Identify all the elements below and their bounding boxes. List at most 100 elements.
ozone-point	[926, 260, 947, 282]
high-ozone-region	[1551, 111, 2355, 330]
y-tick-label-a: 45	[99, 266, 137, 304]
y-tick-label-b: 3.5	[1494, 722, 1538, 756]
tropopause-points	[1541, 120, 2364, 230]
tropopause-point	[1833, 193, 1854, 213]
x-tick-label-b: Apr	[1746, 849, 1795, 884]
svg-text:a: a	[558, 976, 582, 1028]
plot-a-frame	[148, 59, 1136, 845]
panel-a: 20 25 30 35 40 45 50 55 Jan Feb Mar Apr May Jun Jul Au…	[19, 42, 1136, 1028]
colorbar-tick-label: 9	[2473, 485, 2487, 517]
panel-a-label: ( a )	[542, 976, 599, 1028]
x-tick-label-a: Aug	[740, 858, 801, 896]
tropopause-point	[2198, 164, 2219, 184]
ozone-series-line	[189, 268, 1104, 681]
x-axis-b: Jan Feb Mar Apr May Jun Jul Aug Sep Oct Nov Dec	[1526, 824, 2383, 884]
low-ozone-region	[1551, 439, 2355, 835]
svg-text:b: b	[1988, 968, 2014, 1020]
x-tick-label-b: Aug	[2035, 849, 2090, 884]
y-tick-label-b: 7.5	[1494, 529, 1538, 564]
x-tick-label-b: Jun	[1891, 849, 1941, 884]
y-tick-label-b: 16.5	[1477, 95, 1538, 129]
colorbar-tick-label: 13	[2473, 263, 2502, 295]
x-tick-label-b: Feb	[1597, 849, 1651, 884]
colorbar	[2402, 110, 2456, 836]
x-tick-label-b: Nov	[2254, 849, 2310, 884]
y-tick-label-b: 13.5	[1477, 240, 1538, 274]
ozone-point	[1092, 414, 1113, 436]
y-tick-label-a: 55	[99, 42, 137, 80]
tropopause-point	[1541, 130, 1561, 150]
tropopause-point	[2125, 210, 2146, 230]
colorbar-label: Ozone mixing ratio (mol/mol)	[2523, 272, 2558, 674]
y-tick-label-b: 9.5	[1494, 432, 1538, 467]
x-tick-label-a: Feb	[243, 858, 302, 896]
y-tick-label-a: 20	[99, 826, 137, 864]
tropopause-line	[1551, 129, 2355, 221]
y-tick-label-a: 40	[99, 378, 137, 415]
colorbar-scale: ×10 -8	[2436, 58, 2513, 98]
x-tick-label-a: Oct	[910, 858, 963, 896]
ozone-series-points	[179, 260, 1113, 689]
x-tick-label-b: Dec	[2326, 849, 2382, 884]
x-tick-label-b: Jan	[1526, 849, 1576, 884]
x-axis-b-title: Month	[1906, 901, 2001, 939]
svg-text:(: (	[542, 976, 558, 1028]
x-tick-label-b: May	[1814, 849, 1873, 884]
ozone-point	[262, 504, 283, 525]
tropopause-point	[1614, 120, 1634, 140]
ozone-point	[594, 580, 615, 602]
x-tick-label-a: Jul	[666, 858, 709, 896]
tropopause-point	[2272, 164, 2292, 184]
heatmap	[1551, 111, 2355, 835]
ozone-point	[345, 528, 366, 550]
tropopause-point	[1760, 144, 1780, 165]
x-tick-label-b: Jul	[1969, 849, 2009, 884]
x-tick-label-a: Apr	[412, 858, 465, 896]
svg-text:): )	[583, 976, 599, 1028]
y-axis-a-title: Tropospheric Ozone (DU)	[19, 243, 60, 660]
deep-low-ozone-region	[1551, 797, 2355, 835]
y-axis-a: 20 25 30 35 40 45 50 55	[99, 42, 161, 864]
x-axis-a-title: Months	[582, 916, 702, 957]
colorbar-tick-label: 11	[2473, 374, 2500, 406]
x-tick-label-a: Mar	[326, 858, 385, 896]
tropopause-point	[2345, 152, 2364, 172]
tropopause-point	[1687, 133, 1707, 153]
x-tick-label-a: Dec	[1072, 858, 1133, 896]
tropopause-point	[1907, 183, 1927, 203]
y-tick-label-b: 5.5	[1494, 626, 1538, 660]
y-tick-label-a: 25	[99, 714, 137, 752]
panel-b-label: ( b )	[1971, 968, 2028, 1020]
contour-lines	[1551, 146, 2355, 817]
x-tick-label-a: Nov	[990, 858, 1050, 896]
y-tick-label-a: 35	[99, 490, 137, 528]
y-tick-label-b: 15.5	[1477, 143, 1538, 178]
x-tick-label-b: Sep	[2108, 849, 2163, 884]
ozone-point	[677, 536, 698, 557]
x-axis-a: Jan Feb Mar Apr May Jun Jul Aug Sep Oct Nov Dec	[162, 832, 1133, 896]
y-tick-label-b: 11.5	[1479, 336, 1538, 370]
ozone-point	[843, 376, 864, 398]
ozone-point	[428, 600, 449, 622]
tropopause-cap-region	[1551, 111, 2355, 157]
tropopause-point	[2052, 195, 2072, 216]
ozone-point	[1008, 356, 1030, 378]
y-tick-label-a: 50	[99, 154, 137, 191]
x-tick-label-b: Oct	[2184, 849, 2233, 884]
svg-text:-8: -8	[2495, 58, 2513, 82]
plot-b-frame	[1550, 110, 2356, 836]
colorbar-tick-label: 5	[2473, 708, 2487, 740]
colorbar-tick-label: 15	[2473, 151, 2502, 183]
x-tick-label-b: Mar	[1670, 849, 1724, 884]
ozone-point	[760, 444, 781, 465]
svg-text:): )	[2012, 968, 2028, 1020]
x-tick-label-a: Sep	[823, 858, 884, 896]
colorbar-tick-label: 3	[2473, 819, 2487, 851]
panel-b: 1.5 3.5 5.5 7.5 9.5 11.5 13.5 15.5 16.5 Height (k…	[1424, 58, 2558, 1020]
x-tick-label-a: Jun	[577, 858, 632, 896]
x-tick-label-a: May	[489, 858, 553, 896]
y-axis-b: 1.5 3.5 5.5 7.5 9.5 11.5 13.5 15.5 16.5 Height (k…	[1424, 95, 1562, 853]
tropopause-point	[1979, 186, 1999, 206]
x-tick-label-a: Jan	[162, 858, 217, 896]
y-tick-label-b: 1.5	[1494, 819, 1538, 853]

○ ○ ○

Reproduce the data verbatim, from its first line up to and including the line with "193, 1854, 213]".

#### [EXERCISE RESPONSE]
Identify all the elements below and their bounding boxes. List at most 100 elements.
ozone-point	[926, 260, 947, 282]
high-ozone-region	[1551, 111, 2355, 330]
y-tick-label-a: 45	[99, 266, 137, 304]
y-tick-label-b: 3.5	[1494, 722, 1538, 756]
tropopause-points	[1541, 120, 2364, 230]
tropopause-point	[1833, 193, 1854, 213]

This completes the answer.